Data extracted from a collection
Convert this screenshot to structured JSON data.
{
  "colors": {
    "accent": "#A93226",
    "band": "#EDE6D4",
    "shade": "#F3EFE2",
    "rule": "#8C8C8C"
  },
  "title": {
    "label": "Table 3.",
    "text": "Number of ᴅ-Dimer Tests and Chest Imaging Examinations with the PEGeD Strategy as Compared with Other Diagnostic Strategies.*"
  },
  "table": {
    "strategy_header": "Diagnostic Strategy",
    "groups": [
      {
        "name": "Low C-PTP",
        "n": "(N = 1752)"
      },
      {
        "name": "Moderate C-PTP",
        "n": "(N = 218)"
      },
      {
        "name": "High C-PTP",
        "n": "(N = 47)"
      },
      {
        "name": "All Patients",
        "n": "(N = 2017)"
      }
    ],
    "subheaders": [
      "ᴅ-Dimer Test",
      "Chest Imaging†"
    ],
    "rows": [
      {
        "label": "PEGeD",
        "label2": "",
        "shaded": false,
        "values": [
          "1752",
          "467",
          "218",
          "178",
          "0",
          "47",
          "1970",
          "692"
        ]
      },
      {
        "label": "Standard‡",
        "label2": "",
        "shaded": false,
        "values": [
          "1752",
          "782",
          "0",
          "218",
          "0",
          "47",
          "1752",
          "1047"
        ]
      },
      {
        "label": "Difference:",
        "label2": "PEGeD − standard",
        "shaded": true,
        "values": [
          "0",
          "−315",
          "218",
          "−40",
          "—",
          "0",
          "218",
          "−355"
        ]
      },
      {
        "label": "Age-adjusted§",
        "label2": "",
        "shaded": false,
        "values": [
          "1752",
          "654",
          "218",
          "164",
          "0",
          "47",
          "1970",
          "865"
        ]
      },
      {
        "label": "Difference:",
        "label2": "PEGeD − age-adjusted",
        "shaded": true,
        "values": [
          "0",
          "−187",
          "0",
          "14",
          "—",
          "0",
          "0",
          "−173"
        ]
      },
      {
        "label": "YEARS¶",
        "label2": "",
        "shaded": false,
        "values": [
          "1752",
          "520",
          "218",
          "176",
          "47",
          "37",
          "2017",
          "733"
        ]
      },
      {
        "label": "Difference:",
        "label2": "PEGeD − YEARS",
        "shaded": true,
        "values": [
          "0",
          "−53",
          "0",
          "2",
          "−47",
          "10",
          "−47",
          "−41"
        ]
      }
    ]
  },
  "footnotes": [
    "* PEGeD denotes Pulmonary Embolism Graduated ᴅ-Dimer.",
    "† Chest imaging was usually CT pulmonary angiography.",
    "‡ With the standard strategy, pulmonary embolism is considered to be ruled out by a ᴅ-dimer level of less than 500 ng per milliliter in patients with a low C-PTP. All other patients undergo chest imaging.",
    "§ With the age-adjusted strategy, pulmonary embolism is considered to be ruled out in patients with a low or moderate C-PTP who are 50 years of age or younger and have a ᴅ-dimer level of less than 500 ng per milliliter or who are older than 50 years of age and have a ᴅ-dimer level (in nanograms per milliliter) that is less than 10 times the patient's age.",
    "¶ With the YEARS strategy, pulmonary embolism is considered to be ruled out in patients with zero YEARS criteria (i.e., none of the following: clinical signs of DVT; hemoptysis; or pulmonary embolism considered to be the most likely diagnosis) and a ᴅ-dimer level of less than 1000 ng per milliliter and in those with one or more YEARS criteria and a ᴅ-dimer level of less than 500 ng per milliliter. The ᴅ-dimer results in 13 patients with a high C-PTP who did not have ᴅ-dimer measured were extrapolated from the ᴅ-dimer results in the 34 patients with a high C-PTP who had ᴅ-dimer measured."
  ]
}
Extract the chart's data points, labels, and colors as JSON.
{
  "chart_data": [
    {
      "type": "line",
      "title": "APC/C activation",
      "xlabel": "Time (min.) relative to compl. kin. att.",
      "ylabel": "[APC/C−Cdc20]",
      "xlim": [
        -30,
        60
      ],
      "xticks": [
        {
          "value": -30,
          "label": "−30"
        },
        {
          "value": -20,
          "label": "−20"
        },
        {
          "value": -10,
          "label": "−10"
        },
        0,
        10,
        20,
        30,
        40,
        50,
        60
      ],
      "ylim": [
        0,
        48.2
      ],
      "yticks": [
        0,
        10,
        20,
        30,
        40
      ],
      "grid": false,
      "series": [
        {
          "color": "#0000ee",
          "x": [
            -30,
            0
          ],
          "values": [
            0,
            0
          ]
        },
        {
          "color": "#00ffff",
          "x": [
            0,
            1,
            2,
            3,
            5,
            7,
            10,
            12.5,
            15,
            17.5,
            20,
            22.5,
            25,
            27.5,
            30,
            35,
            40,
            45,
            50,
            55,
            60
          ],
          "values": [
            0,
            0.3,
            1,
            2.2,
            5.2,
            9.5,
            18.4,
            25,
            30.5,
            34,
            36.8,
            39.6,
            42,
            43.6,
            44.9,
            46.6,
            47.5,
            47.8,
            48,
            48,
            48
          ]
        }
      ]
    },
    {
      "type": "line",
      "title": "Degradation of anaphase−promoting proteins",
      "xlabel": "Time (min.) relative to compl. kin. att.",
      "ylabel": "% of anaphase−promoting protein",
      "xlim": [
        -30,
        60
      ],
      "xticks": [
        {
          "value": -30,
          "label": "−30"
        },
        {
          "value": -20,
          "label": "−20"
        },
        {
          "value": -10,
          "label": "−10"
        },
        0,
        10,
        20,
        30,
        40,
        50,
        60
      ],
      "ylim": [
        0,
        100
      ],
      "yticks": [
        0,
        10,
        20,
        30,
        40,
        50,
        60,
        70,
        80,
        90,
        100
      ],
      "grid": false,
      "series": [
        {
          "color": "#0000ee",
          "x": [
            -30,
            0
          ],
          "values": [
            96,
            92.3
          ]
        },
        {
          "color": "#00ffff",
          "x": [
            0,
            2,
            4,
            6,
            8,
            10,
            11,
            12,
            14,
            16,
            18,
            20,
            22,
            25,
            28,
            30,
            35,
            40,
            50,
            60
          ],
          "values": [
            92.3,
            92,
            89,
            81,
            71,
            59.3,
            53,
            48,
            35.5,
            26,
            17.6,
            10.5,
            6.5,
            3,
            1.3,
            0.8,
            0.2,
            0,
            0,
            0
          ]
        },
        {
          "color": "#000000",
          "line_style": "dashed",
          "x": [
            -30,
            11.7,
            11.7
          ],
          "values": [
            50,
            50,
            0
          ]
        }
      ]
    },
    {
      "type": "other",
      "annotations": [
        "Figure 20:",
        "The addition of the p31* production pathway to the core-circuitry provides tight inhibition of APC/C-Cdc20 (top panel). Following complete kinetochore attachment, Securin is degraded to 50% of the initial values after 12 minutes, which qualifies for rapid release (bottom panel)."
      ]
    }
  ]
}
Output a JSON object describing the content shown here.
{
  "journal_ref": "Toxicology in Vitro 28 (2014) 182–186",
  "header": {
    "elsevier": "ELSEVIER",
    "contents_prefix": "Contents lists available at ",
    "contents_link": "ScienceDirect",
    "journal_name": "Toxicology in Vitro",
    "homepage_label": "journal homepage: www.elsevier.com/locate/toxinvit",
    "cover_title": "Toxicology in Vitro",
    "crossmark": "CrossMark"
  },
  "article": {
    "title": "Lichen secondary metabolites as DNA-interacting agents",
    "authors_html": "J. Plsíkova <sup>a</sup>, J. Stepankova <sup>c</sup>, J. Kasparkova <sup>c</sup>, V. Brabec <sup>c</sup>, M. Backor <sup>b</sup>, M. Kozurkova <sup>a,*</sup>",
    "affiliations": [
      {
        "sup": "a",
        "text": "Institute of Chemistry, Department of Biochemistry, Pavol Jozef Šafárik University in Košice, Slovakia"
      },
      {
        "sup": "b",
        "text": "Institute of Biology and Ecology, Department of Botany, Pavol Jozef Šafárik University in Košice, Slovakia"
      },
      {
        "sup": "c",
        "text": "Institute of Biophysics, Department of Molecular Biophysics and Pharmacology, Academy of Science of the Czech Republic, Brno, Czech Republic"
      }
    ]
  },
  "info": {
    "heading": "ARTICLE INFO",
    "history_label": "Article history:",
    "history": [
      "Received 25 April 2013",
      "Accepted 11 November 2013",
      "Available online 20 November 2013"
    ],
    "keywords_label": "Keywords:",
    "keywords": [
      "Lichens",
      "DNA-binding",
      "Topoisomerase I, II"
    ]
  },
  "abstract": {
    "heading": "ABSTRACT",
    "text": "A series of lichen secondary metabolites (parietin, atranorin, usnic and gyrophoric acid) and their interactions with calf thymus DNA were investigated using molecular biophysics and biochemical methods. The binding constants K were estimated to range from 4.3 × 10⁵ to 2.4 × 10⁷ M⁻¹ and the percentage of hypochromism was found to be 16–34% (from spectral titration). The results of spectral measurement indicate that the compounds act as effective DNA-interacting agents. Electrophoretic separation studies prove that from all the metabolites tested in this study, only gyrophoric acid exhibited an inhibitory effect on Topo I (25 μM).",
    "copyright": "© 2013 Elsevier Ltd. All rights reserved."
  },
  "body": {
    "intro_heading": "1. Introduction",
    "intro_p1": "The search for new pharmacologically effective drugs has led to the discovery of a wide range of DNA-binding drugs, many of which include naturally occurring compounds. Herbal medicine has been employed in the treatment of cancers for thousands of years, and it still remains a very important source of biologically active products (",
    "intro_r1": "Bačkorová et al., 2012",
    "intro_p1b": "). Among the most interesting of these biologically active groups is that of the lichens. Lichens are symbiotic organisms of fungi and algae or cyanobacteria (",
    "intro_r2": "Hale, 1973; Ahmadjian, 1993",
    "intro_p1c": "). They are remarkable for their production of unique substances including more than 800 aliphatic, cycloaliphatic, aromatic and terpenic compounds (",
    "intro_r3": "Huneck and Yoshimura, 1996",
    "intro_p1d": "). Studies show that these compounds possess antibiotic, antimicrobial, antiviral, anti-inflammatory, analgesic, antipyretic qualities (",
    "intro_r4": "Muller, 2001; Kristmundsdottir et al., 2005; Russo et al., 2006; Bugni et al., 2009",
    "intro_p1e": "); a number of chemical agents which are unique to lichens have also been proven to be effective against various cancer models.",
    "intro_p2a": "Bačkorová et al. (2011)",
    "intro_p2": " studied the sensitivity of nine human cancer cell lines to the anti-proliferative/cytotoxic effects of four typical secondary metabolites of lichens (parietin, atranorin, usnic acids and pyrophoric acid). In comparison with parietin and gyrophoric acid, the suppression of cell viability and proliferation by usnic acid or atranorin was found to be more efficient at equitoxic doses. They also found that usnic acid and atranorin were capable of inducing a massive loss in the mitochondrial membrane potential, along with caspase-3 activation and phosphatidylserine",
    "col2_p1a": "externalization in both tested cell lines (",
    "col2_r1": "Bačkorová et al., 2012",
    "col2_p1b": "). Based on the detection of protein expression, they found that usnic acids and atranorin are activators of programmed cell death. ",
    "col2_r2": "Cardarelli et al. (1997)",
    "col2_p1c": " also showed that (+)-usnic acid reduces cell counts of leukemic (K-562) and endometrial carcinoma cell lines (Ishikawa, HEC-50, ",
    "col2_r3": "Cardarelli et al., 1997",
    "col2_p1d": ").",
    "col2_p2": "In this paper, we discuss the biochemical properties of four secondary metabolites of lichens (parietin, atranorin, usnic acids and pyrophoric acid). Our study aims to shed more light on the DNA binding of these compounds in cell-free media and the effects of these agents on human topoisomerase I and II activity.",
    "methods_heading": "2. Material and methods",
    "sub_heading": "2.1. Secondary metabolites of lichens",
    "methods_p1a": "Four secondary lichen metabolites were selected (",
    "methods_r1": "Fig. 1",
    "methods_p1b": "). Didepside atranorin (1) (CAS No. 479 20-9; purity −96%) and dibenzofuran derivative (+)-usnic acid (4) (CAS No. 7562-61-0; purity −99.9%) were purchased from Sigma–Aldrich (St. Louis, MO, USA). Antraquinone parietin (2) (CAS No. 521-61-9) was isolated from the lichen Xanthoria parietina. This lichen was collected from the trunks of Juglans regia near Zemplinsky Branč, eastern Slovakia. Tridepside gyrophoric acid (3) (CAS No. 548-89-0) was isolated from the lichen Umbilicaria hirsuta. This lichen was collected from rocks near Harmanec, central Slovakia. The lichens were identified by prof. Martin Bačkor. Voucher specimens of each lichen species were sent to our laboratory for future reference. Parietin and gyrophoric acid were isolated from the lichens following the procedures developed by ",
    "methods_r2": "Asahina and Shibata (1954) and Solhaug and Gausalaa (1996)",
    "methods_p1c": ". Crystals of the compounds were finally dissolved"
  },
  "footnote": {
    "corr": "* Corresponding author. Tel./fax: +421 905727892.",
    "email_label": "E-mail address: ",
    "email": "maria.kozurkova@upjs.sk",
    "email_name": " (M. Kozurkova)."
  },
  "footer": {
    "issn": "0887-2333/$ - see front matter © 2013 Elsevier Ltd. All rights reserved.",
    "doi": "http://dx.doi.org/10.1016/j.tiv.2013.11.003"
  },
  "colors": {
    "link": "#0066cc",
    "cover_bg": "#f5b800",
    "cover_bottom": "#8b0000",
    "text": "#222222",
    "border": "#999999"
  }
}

• What is required: Filter the records above for the string "Košice" and copy each matching line.

• Completed task:
        "text": "Institute of Chemistry, Department of Biochemistry, Pavol Jozef Šafárik University in Košice, Slovakia"
        "text": "Institute of Biology and Ecology, Department of Botany, Pavol Jozef Šafárik University in Košice, Slovakia"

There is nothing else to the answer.